**WRITTEN PROBLEM**
Omit every image, and transcribe the remaining entries exactly as given.

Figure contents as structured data

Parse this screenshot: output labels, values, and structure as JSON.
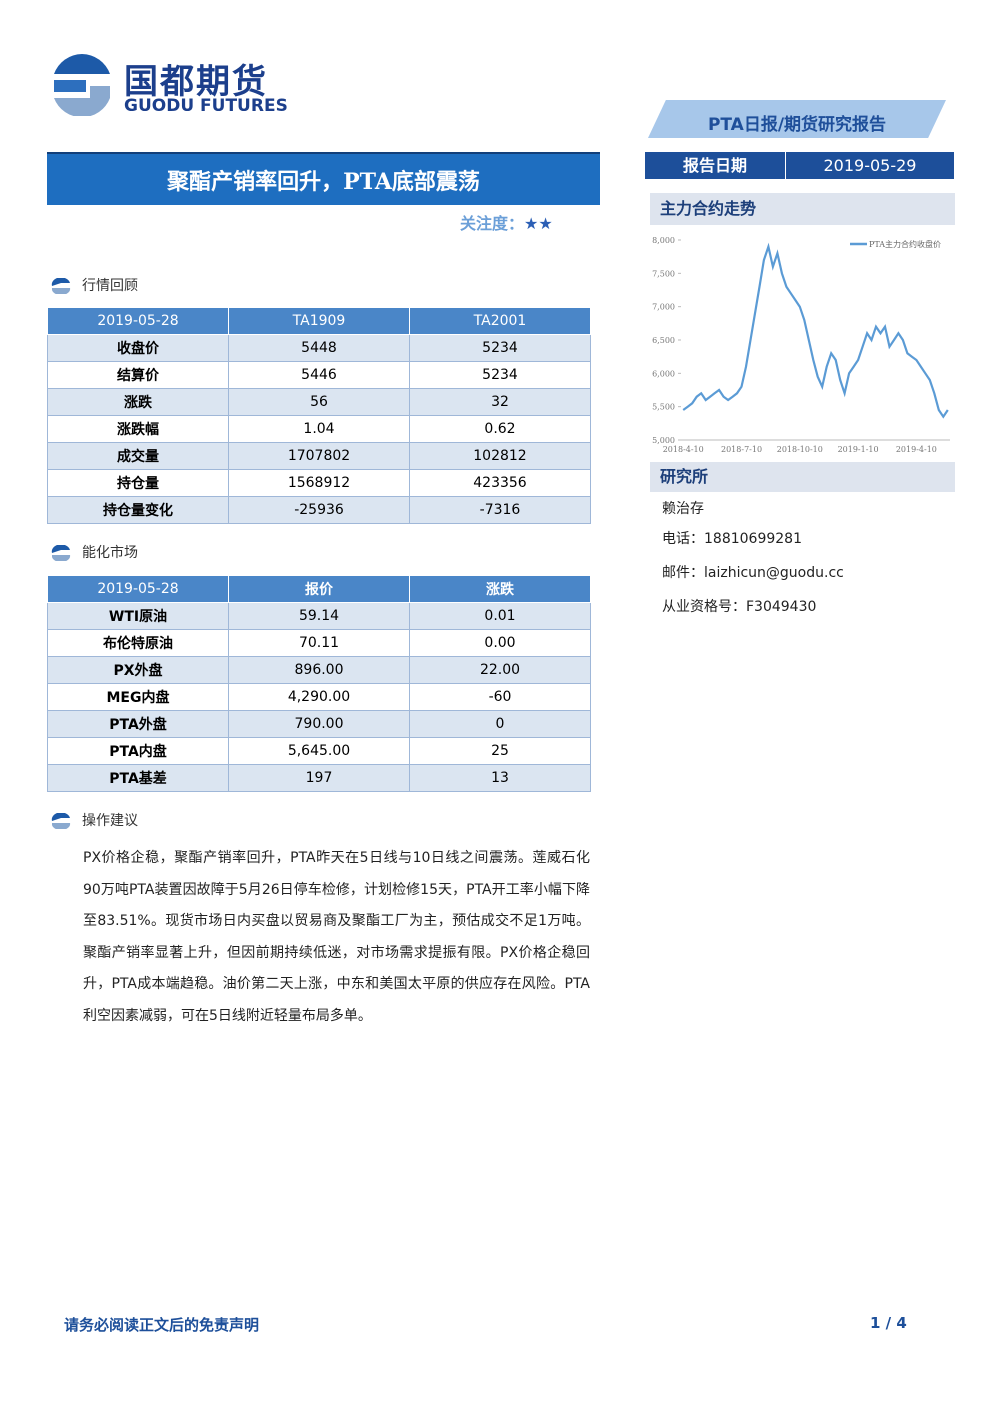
{
  "header": {
    "logo_cn": "国都期货",
    "logo_en": "GUODU FUTURES",
    "report_type": "PTA日报/期货研究报告"
  },
  "title": "聚酯产销率回升，PTA底部震荡",
  "attention": {
    "label": "关注度：",
    "stars": "★★"
  },
  "report_date": {
    "label": "报告日期",
    "value": "2019-05-29"
  },
  "sections": [
    "行情回顾",
    "能化市场",
    "操作建议"
  ],
  "tables": [
    {
      "header": [
        "2019-05-28",
        "TA1909",
        "TA2001"
      ],
      "rows": [
        [
          "收盘价",
          "5448",
          "5234"
        ],
        [
          "结算价",
          "5446",
          "5234"
        ],
        [
          "涨跌",
          "56",
          "32"
        ],
        [
          "涨跌幅",
          "1.04",
          "0.62"
        ],
        [
          "成交量",
          "1707802",
          "102812"
        ],
        [
          "持仓量",
          "1568912",
          "423356"
        ],
        [
          "持仓量变化",
          "-25936",
          "-7316"
        ]
      ]
    },
    {
      "header": [
        "2019-05-28",
        "报价",
        "涨跌"
      ],
      "rows": [
        [
          "WTI原油",
          "59.14",
          "0.01"
        ],
        [
          "布伦特原油",
          "70.11",
          "0.00"
        ],
        [
          "PX外盘",
          "896.00",
          "22.00"
        ],
        [
          "MEG内盘",
          "4,290.00",
          "-60"
        ],
        [
          "PTA外盘",
          "790.00",
          "0"
        ],
        [
          "PTA内盘",
          "5,645.00",
          "25"
        ],
        [
          "PTA基差",
          "197",
          "13"
        ]
      ]
    }
  ],
  "advice": "PX价格企稳，聚酯产销率回升，PTA昨天在5日线与10日线之间震荡。莲威石化90万吨PTA装置因故障于5月26日停车检修，计划检修15天，PTA开工率小幅下降至83.51%。现货市场日内买盘以贸易商及聚酯工厂为主，预估成交不足1万吨。聚酯产销率显著上升，但因前期持续低迷，对市场需求提振有限。PX价格企稳回升，PTA成本端趋稳。油价第二天上涨，中东和美国太平原的供应存在风险。PTA利空因素减弱，可在5日线附近轻量布局多单。",
  "chart_title": "主力合约走势",
  "chart_data": {
    "type": "line",
    "categories": [
      "2018-4-10",
      null,
      null,
      null,
      null,
      null,
      null,
      null,
      null,
      null,
      null,
      null,
      null,
      "2018-7-10",
      null,
      null,
      null,
      null,
      null,
      null,
      null,
      null,
      null,
      null,
      null,
      null,
      "2018-10-10",
      null,
      null,
      null,
      null,
      null,
      null,
      null,
      null,
      null,
      null,
      null,
      null,
      "2019-1-10",
      null,
      null,
      null,
      null,
      null,
      null,
      null,
      null,
      null,
      null,
      null,
      null,
      "2019-4-10",
      null,
      null,
      null,
      null,
      null,
      null,
      null
    ],
    "series": [
      {
        "name": "PTA主力合约收盘价",
        "color": "#5b9bd5",
        "values": [
          5450,
          5500,
          5550,
          5650,
          5700,
          5600,
          5650,
          5700,
          5750,
          5650,
          5600,
          5650,
          5700,
          5800,
          6100,
          6500,
          6900,
          7300,
          7700,
          7900,
          7600,
          7800,
          7500,
          7300,
          7200,
          7100,
          7000,
          6800,
          6500,
          6200,
          5950,
          5800,
          6100,
          6300,
          6200,
          5900,
          5700,
          6000,
          6100,
          6200,
          6400,
          6600,
          6500,
          6700,
          6600,
          6700,
          6400,
          6500,
          6600,
          6500,
          6300,
          6250,
          6200,
          6100,
          6000,
          5900,
          5700,
          5450,
          5350,
          5450
        ]
      }
    ],
    "ylim": [
      5000,
      8000
    ],
    "yticks": [
      {
        "value": 5000,
        "label": "5,000"
      },
      {
        "value": 5500,
        "label": "5,500"
      },
      {
        "value": 6000,
        "label": "6,000"
      },
      {
        "value": 6500,
        "label": "6,500"
      },
      {
        "value": 7000,
        "label": "7,000"
      },
      {
        "value": 7500,
        "label": "7,500"
      },
      {
        "value": 8000,
        "label": "8,000"
      }
    ],
    "legend": "top-right"
  },
  "research": {
    "title": "研究所",
    "name": "赖治存",
    "phone": "电话：18810699281",
    "email": "邮件：laizhicun@guodu.cc",
    "license": "从业资格号：F3049430"
  },
  "footer": {
    "disclaimer": "请务必阅读正文后的免责声明",
    "page": "1 / 4"
  }
}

**ANSWER TO THE TASK**
Parse this screenshot: output labels, values, and structure as JSON.
{
  "header": {
    "logo_cn": "国都期货",
    "logo_en": "GUODU FUTURES",
    "report_type": "PTA日报/期货研究报告"
  },
  "title": "聚酯产销率回升，PTA底部震荡",
  "attention": {
    "label": "关注度：",
    "stars": "★★"
  },
  "report_date": {
    "label": "报告日期",
    "value": "2019-05-29"
  },
  "sections": [
    "行情回顾",
    "能化市场",
    "操作建议"
  ],
  "tables": [
    {
      "header": [
        "2019-05-28",
        "TA1909",
        "TA2001"
      ],
      "rows": [
        [
          "收盘价",
          "5448",
          "5234"
        ],
        [
          "结算价",
          "5446",
          "5234"
        ],
        [
          "涨跌",
          "56",
          "32"
        ],
        [
          "涨跌幅",
          "1.04",
          "0.62"
        ],
        [
          "成交量",
          "1707802",
          "102812"
        ],
        [
          "持仓量",
          "1568912",
          "423356"
        ],
        [
          "持仓量变化",
          "-25936",
          "-7316"
        ]
      ]
    },
    {
      "header": [
        "2019-05-28",
        "报价",
        "涨跌"
      ],
      "rows": [
        [
          "WTI原油",
          "59.14",
          "0.01"
        ],
        [
          "布伦特原油",
          "70.11",
          "0.00"
        ],
        [
          "PX外盘",
          "896.00",
          "22.00"
        ],
        [
          "MEG内盘",
          "4,290.00",
          "-60"
        ],
        [
          "PTA外盘",
          "790.00",
          "0"
        ],
        [
          "PTA内盘",
          "5,645.00",
          "25"
        ],
        [
          "PTA基差",
          "197",
          "13"
        ]
      ]
    }
  ],
  "advice": "PX价格企稳，聚酯产销率回升，PTA昨天在5日线与10日线之间震荡。莲威石化90万吨PTA装置因故障于5月26日停车检修，计划检修15天，PTA开工率小幅下降至83.51%。现货市场日内买盘以贸易商及聚酯工厂为主，预估成交不足1万吨。聚酯产销率显著上升，但因前期持续低迷，对市场需求提振有限。PX价格企稳回升，PTA成本端趋稳。油价第二天上涨，中东和美国太平原的供应存在风险。PTA利空因素减弱，可在5日线附近轻量布局多单。",
  "chart_title": "主力合约走势",
  "chart_data": {
    "type": "line",
    "categories": [
      "2018-4-10",
      null,
      null,
      null,
      null,
      null,
      null,
      null,
      null,
      null,
      null,
      null,
      null,
      "2018-7-10",
      null,
      null,
      null,
      null,
      null,
      null,
      null,
      null,
      null,
      null,
      null,
      null,
      "2018-10-10",
      null,
      null,
      null,
      null,
      null,
      null,
      null,
      null,
      null,
      null,
      null,
      null,
      "2019-1-10",
      null,
      null,
      null,
      null,
      null,
      null,
      null,
      null,
      null,
      null,
      null,
      null,
      "2019-4-10",
      null,
      null,
      null,
      null,
      null,
      null,
      null
    ],
    "series": [
      {
        "name": "PTA主力合约收盘价",
        "color": "#5b9bd5",
        "values": [
          5450,
          5500,
          5550,
          5650,
          5700,
          5600,
          5650,
          5700,
          5750,
          5650,
          5600,
          5650,
          5700,
          5800,
          6100,
          6500,
          6900,
          7300,
          7700,
          7900,
          7600,
          7800,
          7500,
          7300,
          7200,
          7100,
          7000,
          6800,
          6500,
          6200,
          5950,
          5800,
          6100,
          6300,
          6200,
          5900,
          5700,
          6000,
          6100,
          6200,
          6400,
          6600,
          6500,
          6700,
          6600,
          6700,
          6400,
          6500,
          6600,
          6500,
          6300,
          6250,
          6200,
          6100,
          6000,
          5900,
          5700,
          5450,
          5350,
          5450
        ]
      }
    ],
    "ylim": [
      5000,
      8000
    ],
    "yticks": [
      {
        "value": 5000,
        "label": "5,000"
      },
      {
        "value": 5500,
        "label": "5,500"
      },
      {
        "value": 6000,
        "label": "6,000"
      },
      {
        "value": 6500,
        "label": "6,500"
      },
      {
        "value": 7000,
        "label": "7,000"
      },
      {
        "value": 7500,
        "label": "7,500"
      },
      {
        "value": 8000,
        "label": "8,000"
      }
    ],
    "legend": "top-right"
  },
  "research": {
    "title": "研究所",
    "name": "赖治存",
    "phone": "电话：18810699281",
    "email": "邮件：laizhicun@guodu.cc",
    "license": "从业资格号：F3049430"
  },
  "footer": {
    "disclaimer": "请务必阅读正文后的免责声明",
    "page": "1 / 4"
  }
}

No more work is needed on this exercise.